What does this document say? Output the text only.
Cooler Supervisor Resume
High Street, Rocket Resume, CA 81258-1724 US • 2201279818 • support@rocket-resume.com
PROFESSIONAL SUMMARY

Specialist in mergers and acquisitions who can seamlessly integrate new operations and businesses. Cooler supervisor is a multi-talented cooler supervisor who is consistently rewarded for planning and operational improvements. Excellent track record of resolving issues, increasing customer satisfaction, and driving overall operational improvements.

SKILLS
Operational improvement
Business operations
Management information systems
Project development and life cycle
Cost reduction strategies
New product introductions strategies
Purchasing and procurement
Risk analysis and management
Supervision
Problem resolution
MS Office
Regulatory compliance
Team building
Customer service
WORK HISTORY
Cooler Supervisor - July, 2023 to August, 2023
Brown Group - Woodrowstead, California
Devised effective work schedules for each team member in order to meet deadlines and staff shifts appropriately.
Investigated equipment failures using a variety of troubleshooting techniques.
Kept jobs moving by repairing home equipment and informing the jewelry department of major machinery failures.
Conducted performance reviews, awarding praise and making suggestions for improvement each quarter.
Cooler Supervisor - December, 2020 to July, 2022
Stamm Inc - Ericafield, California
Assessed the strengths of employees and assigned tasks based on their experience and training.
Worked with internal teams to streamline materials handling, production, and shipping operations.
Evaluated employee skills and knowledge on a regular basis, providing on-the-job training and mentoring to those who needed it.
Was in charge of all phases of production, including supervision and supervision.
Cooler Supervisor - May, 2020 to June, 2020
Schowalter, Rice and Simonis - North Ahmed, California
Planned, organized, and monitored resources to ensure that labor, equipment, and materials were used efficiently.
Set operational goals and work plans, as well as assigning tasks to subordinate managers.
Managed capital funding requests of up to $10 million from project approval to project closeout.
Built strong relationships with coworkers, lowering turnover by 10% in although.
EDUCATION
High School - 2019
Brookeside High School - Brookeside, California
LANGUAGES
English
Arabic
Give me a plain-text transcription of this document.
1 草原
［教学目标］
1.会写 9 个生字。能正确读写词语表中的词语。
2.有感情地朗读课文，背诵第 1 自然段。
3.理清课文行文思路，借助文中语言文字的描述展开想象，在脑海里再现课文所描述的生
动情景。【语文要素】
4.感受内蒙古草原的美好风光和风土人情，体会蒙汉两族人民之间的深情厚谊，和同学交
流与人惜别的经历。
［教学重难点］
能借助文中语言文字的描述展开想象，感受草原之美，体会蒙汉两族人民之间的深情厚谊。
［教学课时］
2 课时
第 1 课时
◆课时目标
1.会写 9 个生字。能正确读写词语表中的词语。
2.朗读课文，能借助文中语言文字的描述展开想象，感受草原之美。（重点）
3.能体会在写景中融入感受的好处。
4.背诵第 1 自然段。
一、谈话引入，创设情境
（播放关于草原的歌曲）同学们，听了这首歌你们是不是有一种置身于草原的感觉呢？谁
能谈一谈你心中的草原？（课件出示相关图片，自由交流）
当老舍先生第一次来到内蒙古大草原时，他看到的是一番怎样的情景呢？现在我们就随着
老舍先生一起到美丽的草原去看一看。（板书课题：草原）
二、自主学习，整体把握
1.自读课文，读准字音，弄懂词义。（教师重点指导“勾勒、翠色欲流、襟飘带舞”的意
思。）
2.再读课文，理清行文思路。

------------------------------

# WRITTEN PROBLEM:
In the entries above, locate every line with the word "each" and copy it.

# RESULT FOR THIS TASK:
Devised effective work schedules for each team member in order to meet deadlines and staff shifts appropriately.
Conducted performance reviews, awarding praise and making suggestions for improvement each quarter.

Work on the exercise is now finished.